* _Data supplied_:
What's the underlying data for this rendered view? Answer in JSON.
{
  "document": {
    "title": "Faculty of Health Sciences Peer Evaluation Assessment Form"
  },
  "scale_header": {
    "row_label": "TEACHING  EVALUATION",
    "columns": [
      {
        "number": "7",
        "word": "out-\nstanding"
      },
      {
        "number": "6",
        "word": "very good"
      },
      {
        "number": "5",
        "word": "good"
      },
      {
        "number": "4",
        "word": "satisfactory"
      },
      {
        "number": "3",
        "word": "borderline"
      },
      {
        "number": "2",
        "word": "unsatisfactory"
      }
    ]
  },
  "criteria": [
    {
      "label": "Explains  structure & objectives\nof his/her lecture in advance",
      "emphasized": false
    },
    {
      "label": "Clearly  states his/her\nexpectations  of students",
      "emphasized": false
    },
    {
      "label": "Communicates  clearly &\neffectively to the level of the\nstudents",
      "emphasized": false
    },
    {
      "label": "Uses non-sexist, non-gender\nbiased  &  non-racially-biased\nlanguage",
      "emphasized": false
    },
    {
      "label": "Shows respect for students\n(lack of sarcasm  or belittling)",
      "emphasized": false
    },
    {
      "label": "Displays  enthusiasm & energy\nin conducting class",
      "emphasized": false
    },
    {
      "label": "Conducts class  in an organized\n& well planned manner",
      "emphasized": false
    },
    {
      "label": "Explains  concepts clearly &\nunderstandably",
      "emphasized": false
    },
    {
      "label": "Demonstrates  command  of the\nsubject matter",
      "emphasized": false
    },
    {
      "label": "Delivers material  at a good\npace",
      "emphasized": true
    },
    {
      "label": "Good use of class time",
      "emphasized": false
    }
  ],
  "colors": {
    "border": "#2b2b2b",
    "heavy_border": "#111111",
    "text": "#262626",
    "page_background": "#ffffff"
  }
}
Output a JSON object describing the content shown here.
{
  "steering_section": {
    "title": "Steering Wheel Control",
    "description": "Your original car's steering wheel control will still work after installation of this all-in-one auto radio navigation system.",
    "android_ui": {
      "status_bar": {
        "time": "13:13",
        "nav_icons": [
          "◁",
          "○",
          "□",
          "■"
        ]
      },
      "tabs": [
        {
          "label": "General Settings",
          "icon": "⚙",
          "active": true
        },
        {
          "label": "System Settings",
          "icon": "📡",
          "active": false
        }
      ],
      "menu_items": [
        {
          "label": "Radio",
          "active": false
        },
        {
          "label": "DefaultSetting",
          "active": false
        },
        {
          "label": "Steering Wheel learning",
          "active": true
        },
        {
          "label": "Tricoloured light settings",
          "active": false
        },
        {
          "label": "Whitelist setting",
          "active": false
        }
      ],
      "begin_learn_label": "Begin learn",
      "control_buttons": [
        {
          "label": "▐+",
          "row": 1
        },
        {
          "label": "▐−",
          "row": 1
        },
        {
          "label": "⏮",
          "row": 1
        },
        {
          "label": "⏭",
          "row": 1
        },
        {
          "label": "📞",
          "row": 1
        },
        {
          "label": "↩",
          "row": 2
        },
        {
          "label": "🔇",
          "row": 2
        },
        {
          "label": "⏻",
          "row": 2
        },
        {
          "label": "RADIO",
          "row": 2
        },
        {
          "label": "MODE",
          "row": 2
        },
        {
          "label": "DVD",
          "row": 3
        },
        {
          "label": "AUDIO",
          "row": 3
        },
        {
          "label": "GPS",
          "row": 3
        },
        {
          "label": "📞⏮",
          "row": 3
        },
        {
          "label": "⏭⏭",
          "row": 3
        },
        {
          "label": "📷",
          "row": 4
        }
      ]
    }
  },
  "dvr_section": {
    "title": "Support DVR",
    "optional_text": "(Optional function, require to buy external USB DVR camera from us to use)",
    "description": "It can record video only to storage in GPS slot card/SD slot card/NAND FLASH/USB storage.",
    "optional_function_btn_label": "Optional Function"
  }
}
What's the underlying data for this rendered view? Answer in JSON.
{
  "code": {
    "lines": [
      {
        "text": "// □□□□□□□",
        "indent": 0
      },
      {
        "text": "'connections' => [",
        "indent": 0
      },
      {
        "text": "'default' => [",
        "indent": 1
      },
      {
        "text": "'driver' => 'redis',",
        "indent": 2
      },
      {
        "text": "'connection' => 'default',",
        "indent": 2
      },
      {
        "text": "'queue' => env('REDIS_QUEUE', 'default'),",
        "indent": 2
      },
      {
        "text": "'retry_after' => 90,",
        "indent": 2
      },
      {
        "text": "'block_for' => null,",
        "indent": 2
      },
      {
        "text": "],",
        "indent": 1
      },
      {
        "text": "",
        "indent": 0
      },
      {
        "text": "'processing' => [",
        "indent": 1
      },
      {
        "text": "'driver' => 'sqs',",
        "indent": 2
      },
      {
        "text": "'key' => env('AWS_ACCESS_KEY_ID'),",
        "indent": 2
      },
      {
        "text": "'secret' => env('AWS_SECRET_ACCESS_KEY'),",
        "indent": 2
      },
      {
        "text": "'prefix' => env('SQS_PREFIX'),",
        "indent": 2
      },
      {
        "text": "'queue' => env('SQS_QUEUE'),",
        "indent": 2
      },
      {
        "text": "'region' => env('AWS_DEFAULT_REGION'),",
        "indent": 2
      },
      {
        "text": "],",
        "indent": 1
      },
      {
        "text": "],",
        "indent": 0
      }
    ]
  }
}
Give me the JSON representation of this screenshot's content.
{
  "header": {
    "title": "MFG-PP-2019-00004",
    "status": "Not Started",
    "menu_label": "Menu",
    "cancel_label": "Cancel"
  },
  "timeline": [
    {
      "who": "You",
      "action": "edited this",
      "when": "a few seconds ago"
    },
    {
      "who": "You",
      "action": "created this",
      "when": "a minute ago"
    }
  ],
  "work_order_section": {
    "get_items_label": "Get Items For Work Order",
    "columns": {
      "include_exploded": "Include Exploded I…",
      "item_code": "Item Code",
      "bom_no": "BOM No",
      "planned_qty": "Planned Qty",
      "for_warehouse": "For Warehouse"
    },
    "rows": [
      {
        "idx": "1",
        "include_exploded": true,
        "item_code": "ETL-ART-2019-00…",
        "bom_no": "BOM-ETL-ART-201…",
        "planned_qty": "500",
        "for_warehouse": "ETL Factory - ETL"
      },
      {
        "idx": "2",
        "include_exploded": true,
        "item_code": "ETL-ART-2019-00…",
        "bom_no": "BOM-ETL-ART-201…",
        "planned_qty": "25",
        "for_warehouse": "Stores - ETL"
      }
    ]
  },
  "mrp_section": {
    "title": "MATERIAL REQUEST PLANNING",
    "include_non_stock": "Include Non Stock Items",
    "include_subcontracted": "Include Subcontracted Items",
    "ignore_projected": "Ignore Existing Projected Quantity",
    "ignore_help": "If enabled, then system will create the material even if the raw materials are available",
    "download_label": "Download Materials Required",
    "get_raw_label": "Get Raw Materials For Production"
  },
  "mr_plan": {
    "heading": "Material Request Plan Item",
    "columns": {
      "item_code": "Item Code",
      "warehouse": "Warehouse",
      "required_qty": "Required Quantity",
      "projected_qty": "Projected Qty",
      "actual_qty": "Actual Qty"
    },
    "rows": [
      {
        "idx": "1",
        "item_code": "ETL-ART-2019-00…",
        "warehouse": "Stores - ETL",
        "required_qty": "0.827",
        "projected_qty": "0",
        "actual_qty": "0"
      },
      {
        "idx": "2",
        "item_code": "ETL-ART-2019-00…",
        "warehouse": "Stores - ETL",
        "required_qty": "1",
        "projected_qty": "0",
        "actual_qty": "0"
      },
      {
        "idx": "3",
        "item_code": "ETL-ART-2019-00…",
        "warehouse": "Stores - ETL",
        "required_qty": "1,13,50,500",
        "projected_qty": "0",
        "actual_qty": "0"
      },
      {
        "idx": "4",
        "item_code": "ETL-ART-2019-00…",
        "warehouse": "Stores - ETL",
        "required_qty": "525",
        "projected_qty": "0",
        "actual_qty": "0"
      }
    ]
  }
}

* _Task instructions_: Which lines contain "this"? Copy each of them.

* _Worked answer_:
What's the underlying data for this rendered view? Answer in JSON.
    "description": "Your original car's steering wheel control will still work after installation of this all-in-one auto radio navigation system.",
What's the underlying data for this rendered view? Answer in JSON.
Give me the JSON representation of this screenshot's content.
      "action": "edited this",
      "action": "created this",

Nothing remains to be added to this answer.